| What is required |
Give the count of lines containing the string "index", with no other output.

| Provided information |
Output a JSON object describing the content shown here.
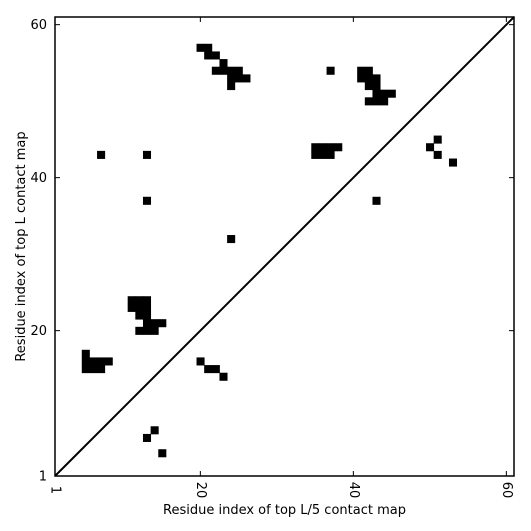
{
  "chart_data": {
    "type": "heatmap",
    "title": "",
    "xlabel": "Residue index of top L/5 contact map",
    "ylabel": "Residue index of top L contact map",
    "xlim": [
      1,
      61
    ],
    "ylim": [
      1,
      61
    ],
    "x_ticks": [
      {
        "value": 1,
        "label": "1"
      },
      {
        "value": 20,
        "label": "20"
      },
      {
        "value": 40,
        "label": "40"
      },
      {
        "value": 60,
        "label": "60"
      }
    ],
    "y_ticks": [
      {
        "value": 1,
        "label": "1"
      },
      {
        "value": 20,
        "label": "20"
      },
      {
        "value": 40,
        "label": "40"
      },
      {
        "value": 60,
        "label": "60"
      }
    ],
    "diagonal_line": true,
    "cell_color": "#000000",
    "upper_triangle_contacts": [
      [
        20,
        57
      ],
      [
        21,
        57
      ],
      [
        21,
        56
      ],
      [
        22,
        56
      ],
      [
        23,
        55
      ],
      [
        22,
        54
      ],
      [
        23,
        54
      ],
      [
        24,
        54
      ],
      [
        25,
        54
      ],
      [
        24,
        53
      ],
      [
        25,
        53
      ],
      [
        26,
        53
      ],
      [
        24,
        52
      ],
      [
        37,
        54
      ],
      [
        41,
        54
      ],
      [
        42,
        54
      ],
      [
        41,
        53
      ],
      [
        42,
        53
      ],
      [
        43,
        53
      ],
      [
        42,
        52
      ],
      [
        43,
        52
      ],
      [
        43,
        51
      ],
      [
        44,
        51
      ],
      [
        45,
        51
      ],
      [
        42,
        50
      ],
      [
        43,
        50
      ],
      [
        44,
        50
      ],
      [
        35,
        44
      ],
      [
        36,
        44
      ],
      [
        37,
        44
      ],
      [
        38,
        44
      ],
      [
        35,
        43
      ],
      [
        36,
        43
      ],
      [
        37,
        43
      ],
      [
        51,
        45
      ],
      [
        50,
        44
      ],
      [
        51,
        43
      ],
      [
        53,
        42
      ],
      [
        7,
        43
      ],
      [
        13,
        43
      ],
      [
        13,
        37
      ],
      [
        24,
        32
      ],
      [
        43,
        37
      ],
      [
        11,
        24
      ],
      [
        12,
        24
      ],
      [
        13,
        24
      ],
      [
        11,
        23
      ],
      [
        12,
        23
      ],
      [
        13,
        23
      ],
      [
        12,
        22
      ],
      [
        13,
        22
      ],
      [
        13,
        21
      ],
      [
        14,
        21
      ],
      [
        15,
        21
      ],
      [
        12,
        20
      ],
      [
        13,
        20
      ],
      [
        14,
        20
      ]
    ],
    "lower_triangle_contacts": [
      [
        5,
        17
      ],
      [
        5,
        16
      ],
      [
        6,
        16
      ],
      [
        7,
        16
      ],
      [
        8,
        16
      ],
      [
        5,
        15
      ],
      [
        6,
        15
      ],
      [
        7,
        15
      ],
      [
        20,
        16
      ],
      [
        21,
        15
      ],
      [
        22,
        15
      ],
      [
        23,
        14
      ],
      [
        14,
        7
      ],
      [
        13,
        6
      ],
      [
        15,
        4
      ]
    ]
  }
}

| Response to this task |
2